- Orebank Location within Tennessee Orebank Location within the United States
- Coordinates: 36°33′24″N 82°27′53″W﻿ / ﻿36.55667°N 82.46472°W
- Country: United States
- State: Tennessee
- County: Sullivan

Area
- • Total: 0.88 sq mi (2.28 km^{2})
- • Land: 0.88 sq mi (2.28 km^{2})
- • Water: 0 sq mi (0.00 km^{2})
- Elevation: 1,440 ft (440 m)

Population (2020)
- • Total: 929
- • Density: 1,054.7/sq mi (407.23/km^{2})
- Time zone: UTC-5 (Eastern (EST))
- • Summer (DST): UTC-4 (EDT)
- ZIP Code: 37664 (Kingsport)
- Area codes: 423 and 729
- FIPS code: 47-55980
- GNIS feature ID: 2804640

= Orebank, Tennessee =

Orebank is an unincorporated community and census-designated place (CDP) in Sullivan County, Tennessee. It was first listed as a CDP prior to the 2020 census.

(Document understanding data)
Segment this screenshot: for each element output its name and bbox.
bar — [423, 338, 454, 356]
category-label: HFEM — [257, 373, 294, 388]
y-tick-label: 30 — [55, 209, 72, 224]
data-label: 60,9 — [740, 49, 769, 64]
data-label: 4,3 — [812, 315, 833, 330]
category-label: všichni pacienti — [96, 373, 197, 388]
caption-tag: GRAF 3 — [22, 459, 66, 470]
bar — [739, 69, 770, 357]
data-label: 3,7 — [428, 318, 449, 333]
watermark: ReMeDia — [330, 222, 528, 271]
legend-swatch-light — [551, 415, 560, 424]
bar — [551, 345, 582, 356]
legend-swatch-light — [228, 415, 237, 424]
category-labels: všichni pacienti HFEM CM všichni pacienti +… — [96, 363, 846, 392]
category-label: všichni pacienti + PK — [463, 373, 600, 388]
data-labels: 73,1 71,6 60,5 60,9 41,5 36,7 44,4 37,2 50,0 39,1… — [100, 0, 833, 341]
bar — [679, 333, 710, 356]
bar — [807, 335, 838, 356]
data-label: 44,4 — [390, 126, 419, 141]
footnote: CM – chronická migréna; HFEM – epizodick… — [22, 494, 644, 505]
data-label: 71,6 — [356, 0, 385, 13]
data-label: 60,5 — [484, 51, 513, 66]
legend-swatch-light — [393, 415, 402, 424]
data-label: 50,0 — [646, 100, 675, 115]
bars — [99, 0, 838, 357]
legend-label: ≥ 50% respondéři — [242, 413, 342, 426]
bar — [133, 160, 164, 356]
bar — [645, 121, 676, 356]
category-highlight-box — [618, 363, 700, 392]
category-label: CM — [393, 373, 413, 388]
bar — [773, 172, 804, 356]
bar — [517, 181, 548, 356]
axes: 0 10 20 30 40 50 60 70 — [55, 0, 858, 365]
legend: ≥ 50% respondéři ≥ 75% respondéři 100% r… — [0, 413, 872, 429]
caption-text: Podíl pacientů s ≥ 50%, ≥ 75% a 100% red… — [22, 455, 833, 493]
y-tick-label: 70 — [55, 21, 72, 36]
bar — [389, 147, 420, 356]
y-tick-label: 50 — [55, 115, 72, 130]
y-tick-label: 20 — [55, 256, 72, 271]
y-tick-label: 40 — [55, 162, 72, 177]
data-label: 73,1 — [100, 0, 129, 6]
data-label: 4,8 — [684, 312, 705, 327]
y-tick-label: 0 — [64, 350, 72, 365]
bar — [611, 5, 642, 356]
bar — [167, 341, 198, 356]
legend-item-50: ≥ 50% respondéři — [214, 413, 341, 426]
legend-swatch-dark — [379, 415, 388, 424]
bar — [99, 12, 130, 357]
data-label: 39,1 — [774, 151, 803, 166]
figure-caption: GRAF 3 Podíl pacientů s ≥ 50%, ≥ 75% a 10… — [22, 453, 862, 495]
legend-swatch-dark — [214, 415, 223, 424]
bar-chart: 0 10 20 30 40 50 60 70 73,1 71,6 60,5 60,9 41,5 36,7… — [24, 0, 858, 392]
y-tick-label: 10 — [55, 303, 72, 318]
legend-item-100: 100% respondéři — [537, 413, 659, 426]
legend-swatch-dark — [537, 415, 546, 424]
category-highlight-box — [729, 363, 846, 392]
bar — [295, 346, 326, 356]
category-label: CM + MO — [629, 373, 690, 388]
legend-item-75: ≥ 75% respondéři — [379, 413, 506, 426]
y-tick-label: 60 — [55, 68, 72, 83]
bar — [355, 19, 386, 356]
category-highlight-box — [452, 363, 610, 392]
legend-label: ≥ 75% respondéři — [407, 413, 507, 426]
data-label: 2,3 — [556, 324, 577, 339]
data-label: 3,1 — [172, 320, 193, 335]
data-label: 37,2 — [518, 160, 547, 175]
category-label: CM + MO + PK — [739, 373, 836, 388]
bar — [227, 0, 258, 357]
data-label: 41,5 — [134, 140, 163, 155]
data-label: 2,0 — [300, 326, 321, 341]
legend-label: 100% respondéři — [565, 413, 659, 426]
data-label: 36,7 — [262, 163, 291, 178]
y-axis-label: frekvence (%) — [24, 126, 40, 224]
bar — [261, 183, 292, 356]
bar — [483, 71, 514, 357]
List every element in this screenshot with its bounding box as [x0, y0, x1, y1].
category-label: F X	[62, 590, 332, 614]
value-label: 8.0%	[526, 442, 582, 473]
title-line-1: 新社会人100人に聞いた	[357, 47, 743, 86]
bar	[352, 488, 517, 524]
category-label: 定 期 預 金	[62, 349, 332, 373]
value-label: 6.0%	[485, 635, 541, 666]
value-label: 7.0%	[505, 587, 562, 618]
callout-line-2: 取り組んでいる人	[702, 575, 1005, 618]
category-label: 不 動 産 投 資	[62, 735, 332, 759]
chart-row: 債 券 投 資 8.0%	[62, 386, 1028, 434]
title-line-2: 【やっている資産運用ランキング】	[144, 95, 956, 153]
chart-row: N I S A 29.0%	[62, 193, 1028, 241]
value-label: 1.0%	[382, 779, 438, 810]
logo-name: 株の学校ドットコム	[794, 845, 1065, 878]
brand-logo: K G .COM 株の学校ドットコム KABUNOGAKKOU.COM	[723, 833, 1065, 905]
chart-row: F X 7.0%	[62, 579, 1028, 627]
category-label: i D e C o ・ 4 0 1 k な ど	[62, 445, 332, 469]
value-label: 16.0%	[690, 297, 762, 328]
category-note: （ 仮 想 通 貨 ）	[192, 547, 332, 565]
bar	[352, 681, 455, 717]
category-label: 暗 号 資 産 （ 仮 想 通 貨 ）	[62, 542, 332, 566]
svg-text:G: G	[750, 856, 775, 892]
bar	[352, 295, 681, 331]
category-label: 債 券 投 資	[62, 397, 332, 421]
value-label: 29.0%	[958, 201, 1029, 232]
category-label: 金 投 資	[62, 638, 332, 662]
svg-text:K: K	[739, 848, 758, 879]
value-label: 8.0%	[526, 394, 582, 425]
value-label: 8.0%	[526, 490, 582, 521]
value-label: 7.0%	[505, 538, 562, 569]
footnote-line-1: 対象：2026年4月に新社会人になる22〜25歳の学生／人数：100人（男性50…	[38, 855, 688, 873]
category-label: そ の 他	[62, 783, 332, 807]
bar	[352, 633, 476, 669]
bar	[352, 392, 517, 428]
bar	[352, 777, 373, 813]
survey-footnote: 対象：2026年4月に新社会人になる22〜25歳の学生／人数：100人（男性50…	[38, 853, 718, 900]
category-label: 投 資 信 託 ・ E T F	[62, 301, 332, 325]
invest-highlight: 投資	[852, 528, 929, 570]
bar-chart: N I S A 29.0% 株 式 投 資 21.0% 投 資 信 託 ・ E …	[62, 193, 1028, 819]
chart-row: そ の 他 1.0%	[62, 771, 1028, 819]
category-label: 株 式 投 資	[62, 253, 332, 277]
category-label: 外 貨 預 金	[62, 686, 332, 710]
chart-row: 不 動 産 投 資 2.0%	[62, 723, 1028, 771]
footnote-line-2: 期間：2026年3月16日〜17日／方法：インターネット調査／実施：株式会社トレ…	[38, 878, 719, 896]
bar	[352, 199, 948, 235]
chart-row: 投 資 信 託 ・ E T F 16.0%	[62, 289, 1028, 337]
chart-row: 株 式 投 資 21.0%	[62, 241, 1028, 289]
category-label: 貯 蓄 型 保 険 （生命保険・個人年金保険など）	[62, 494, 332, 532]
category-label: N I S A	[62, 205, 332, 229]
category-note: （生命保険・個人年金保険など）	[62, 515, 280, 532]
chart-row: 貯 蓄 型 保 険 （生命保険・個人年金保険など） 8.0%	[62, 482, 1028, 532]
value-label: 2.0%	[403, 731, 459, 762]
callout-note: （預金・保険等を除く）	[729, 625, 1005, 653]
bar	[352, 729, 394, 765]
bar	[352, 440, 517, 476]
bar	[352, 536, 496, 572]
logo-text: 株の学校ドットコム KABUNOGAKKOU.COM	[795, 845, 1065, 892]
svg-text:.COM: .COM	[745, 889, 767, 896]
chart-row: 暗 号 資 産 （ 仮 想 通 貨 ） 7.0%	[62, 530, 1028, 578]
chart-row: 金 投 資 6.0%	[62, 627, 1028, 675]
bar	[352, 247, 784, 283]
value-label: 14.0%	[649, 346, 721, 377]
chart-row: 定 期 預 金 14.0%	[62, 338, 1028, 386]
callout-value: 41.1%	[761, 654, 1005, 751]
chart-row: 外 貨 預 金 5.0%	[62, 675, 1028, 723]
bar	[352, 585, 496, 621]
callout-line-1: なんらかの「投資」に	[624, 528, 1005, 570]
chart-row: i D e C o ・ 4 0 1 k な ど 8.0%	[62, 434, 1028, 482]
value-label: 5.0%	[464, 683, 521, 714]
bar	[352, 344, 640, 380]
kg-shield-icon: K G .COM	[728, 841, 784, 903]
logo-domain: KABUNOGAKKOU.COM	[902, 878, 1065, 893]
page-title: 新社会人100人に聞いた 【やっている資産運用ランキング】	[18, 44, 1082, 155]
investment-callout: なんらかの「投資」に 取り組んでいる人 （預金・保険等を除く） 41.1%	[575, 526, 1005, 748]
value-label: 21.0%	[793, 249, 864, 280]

**Action item:** List each code or identification number that the text about Orebank, Tennessee gives, along with the label it appears under.

**Answer to the exercise:**
- ZIP Code: 37664 (Kingsport)
- Area codes: 423 and 729
- FIPS code: 47-55980
- GNIS feature ID: 2804640